## Directions for this task:
Transcribe each record exactly. Include every one.

#### Material provided ####

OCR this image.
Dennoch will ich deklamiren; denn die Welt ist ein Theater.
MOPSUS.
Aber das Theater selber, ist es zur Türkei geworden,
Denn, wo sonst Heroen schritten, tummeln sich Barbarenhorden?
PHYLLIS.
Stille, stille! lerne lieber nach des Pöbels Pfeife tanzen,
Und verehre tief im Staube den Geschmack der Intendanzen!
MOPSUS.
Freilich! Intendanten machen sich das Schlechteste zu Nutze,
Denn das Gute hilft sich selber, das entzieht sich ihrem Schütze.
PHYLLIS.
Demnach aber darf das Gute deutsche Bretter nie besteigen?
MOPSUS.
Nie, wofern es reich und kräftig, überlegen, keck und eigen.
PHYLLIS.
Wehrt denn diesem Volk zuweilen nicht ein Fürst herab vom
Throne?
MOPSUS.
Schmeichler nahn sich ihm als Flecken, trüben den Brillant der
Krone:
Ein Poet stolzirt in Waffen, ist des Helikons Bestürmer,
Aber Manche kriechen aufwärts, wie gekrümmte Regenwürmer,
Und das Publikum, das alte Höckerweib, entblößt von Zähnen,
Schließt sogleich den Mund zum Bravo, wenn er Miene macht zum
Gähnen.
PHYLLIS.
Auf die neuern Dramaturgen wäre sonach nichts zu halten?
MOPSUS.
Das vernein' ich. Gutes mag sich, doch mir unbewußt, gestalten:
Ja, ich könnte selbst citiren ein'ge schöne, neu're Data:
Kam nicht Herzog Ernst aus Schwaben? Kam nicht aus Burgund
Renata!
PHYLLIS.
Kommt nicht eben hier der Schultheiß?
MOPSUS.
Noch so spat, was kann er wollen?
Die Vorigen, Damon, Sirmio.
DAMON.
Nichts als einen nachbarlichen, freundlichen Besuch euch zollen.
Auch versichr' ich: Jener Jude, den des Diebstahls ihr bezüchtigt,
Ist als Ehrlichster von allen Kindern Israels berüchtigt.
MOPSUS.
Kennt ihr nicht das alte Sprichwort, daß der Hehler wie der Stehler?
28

####

## Complete response:
OCR this image.
Dennoch will ich deklamiren; denn die Welt ist ein Theater.
MOPSUS.
Aber das Theater selber, ist es zur Türkei geworden,
Denn, wo sonst Heroen schritten, tummeln sich Barbarenhorden?
PHYLLIS.
Stille, stille! lerne lieber nach des Pöbels Pfeife tanzen,
Und verehre tief im Staube den Geschmack der Intendanzen!
MOPSUS.
Freilich! Intendanten machen sich das Schlechteste zu Nutze,
Denn das Gute hilft sich selber, das entzieht sich ihrem Schütze.
PHYLLIS.
Demnach aber darf das Gute deutsche Bretter nie besteigen?
MOPSUS.
Nie, wofern es reich und kräftig, überlegen, keck und eigen.
PHYLLIS.
Wehrt denn diesem Volk zuweilen nicht ein Fürst herab vom
Throne?
MOPSUS.
Schmeichler nahn sich ihm als Flecken, trüben den Brillant der
Krone:
Ein Poet stolzirt in Waffen, ist des Helikons Bestürmer,
Aber Manche kriechen aufwärts, wie gekrümmte Regenwürmer,
Und das Publikum, das alte Höckerweib, entblößt von Zähnen,
Schließt sogleich den Mund zum Bravo, wenn er Miene macht zum
Gähnen.
PHYLLIS.
Auf die neuern Dramaturgen wäre sonach nichts zu halten?
MOPSUS.
Das vernein' ich. Gutes mag sich, doch mir unbewußt, gestalten:
Ja, ich könnte selbst citiren ein'ge schöne, neu're Data:
Kam nicht Herzog Ernst aus Schwaben? Kam nicht aus Burgund
Renata!
PHYLLIS.
Kommt nicht eben hier der Schultheiß?
MOPSUS.
Noch so spat, was kann er wollen?
Die Vorigen, Damon, Sirmio.
DAMON.
Nichts als einen nachbarlichen, freundlichen Besuch euch zollen.
Auch versichr' ich: Jener Jude, den des Diebstahls ihr bezüchtigt,
Ist als Ehrlichster von allen Kindern Israels berüchtigt.
MOPSUS.
Kennt ihr nicht das alte Sprichwort, daß der Hehler wie der Stehler?
28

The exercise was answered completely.